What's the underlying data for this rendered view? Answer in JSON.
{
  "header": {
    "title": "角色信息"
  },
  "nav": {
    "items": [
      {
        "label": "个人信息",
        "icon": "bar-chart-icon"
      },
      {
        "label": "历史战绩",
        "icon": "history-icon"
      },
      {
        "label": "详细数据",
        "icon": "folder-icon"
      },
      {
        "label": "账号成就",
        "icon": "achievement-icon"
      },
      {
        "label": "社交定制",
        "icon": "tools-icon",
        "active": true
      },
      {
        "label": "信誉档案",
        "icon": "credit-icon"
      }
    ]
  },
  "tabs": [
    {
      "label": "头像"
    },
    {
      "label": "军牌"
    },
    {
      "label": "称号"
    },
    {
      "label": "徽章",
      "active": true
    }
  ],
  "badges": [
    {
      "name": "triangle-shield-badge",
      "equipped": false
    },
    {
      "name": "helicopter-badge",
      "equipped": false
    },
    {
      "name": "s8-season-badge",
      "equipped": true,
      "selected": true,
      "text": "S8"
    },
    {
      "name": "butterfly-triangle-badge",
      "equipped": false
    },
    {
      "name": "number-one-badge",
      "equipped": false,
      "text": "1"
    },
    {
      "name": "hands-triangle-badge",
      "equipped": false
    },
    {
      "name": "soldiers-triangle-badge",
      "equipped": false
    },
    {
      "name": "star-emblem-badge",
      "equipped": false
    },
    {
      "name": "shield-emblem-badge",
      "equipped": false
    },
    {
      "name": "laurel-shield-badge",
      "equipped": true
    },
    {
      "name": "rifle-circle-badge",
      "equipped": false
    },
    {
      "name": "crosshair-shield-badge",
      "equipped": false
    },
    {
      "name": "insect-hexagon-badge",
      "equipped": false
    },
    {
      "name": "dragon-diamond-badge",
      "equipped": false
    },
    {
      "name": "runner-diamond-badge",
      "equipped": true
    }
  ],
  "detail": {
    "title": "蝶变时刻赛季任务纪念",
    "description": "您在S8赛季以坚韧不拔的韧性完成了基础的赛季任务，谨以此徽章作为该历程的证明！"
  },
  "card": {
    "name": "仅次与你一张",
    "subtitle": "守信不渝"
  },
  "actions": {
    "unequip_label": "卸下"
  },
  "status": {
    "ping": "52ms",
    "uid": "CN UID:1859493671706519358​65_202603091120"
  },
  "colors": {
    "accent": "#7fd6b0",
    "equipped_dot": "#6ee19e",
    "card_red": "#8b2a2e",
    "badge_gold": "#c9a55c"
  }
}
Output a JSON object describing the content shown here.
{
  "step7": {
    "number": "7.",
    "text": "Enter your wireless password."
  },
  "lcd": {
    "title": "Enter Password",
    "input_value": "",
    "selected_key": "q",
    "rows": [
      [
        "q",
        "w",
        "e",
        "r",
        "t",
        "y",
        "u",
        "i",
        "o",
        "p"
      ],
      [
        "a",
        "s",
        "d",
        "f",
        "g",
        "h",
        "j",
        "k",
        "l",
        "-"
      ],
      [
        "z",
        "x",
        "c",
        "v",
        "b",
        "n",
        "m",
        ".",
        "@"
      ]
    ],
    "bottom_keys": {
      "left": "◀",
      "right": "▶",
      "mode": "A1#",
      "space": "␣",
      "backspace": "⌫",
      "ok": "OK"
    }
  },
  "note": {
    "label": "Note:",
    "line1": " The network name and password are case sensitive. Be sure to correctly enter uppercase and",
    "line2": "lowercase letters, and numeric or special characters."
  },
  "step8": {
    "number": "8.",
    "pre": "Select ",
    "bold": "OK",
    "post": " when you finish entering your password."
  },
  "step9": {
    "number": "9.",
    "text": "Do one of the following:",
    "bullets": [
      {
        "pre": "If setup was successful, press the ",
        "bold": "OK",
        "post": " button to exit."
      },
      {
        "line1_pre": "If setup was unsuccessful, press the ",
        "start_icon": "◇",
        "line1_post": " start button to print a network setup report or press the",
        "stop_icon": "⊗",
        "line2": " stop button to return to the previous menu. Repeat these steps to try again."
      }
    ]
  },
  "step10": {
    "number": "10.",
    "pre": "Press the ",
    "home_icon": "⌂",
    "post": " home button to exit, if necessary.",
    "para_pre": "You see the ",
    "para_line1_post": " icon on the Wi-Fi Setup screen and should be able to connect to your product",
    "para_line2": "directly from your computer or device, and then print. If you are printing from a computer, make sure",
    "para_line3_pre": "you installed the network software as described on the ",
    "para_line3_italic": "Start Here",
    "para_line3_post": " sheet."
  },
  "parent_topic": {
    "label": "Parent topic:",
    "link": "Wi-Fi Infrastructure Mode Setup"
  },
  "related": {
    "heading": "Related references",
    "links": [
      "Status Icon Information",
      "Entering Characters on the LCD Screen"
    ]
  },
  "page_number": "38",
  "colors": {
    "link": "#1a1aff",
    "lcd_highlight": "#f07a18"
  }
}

==============================

*What to do*
How many lines of these entries contain the string "triangle"? Reply with the number alone.

*Complete output*
4